> Short task: Output all entries verbatim. Skip pictures.

Figure dataset records:
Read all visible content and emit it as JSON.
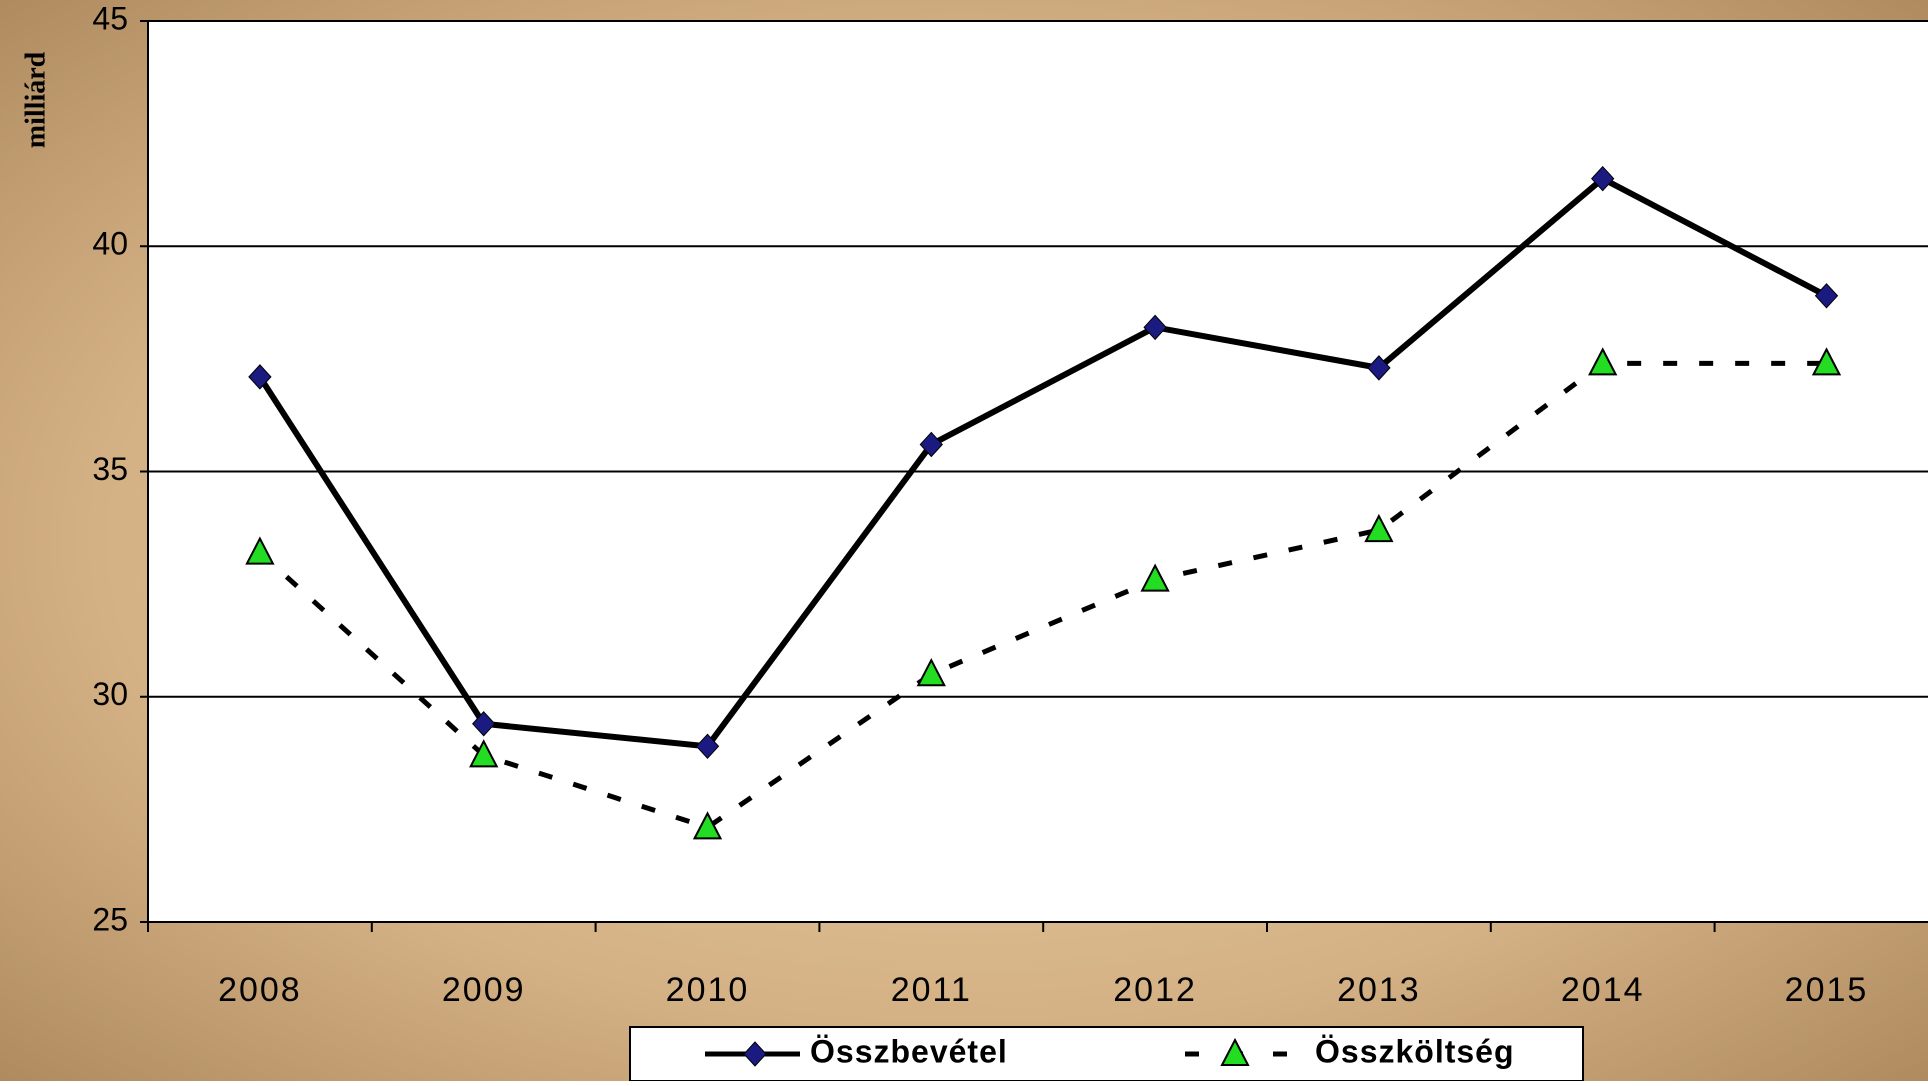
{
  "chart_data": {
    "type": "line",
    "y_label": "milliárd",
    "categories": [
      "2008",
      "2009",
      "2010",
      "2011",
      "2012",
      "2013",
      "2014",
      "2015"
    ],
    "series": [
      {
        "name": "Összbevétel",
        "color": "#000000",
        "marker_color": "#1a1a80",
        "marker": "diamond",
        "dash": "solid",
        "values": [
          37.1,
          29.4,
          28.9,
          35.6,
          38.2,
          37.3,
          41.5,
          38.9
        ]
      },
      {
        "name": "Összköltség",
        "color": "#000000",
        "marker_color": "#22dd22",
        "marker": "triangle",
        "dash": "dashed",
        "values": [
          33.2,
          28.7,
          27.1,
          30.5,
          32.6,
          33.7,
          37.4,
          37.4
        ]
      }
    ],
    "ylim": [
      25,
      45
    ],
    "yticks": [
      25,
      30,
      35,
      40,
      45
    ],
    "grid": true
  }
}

> Correct response:
Read all visible content and emit it as JSON.
{
  "chart_data": {
    "type": "line",
    "y_label": "milliárd",
    "categories": [
      "2008",
      "2009",
      "2010",
      "2011",
      "2012",
      "2013",
      "2014",
      "2015"
    ],
    "series": [
      {
        "name": "Összbevétel",
        "color": "#000000",
        "marker_color": "#1a1a80",
        "marker": "diamond",
        "dash": "solid",
        "values": [
          37.1,
          29.4,
          28.9,
          35.6,
          38.2,
          37.3,
          41.5,
          38.9
        ]
      },
      {
        "name": "Összköltség",
        "color": "#000000",
        "marker_color": "#22dd22",
        "marker": "triangle",
        "dash": "dashed",
        "values": [
          33.2,
          28.7,
          27.1,
          30.5,
          32.6,
          33.7,
          37.4,
          37.4
        ]
      }
    ],
    "ylim": [
      25,
      45
    ],
    "yticks": [
      25,
      30,
      35,
      40,
      45
    ],
    "grid": true
  }
}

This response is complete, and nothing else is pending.